**Task brief:** The records below are to be quoted in full; please keep every word exact.

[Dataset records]
--- BEGIN ---

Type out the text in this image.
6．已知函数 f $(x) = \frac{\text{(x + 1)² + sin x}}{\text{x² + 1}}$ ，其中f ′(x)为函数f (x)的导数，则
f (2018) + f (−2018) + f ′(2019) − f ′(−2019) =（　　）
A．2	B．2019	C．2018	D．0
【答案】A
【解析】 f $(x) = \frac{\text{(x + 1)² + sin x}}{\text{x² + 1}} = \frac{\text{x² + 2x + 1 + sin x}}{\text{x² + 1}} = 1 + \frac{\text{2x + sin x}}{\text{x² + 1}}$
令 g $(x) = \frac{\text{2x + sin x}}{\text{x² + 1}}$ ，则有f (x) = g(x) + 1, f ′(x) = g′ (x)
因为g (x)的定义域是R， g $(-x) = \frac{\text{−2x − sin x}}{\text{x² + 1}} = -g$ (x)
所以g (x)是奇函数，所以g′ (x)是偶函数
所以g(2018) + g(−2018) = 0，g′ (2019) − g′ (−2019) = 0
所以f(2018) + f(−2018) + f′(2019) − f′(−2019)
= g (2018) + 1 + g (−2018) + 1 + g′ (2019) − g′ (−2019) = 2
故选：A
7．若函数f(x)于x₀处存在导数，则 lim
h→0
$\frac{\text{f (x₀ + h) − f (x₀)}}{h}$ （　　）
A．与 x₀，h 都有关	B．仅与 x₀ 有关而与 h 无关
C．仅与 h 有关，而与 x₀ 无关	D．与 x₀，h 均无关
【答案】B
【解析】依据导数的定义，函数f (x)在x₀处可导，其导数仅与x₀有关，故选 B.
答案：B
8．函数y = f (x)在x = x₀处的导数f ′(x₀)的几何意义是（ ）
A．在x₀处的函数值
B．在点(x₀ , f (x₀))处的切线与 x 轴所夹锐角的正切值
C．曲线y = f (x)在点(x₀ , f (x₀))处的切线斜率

--- END ---

**Written solution:**
Type out the text in this image.
6．已知函数 f $(x) = \frac{\text{(x + 1)² + sin x}}{\text{x² + 1}}$ ，其中f ′(x)为函数f (x)的导数，则
f (2018) + f (−2018) + f ′(2019) − f ′(−2019) =（　　）
A．2	B．2019	C．2018	D．0
【答案】A
【解析】 f $(x) = \frac{\text{(x + 1)² + sin x}}{\text{x² + 1}} = \frac{\text{x² + 2x + 1 + sin x}}{\text{x² + 1}} = 1 + \frac{\text{2x + sin x}}{\text{x² + 1}}$
令 g $(x) = \frac{\text{2x + sin x}}{\text{x² + 1}}$ ，则有f (x) = g(x) + 1, f ′(x) = g′ (x)
因为g (x)的定义域是R， g $(-x) = \frac{\text{−2x − sin x}}{\text{x² + 1}} = -g$ (x)
所以g (x)是奇函数，所以g′ (x)是偶函数
所以g(2018) + g(−2018) = 0，g′ (2019) − g′ (−2019) = 0
所以f(2018) + f(−2018) + f′(2019) − f′(−2019)
= g (2018) + 1 + g (−2018) + 1 + g′ (2019) − g′ (−2019) = 2
故选：A
7．若函数f(x)于x₀处存在导数，则 lim
h→0
$\frac{\text{f (x₀ + h) − f (x₀)}}{h}$ （　　）
A．与 x₀，h 都有关	B．仅与 x₀ 有关而与 h 无关
C．仅与 h 有关，而与 x₀ 无关	D．与 x₀，h 均无关
【答案】B
【解析】依据导数的定义，函数f (x)在x₀处可导，其导数仅与x₀有关，故选 B.
答案：B
8．函数y = f (x)在x = x₀处的导数f ′(x₀)的几何意义是（ ）
A．在x₀处的函数值
B．在点(x₀ , f (x₀))处的切线与 x 轴所夹锐角的正切值
C．曲线y = f (x)在点(x₀ , f (x₀))处的切线斜率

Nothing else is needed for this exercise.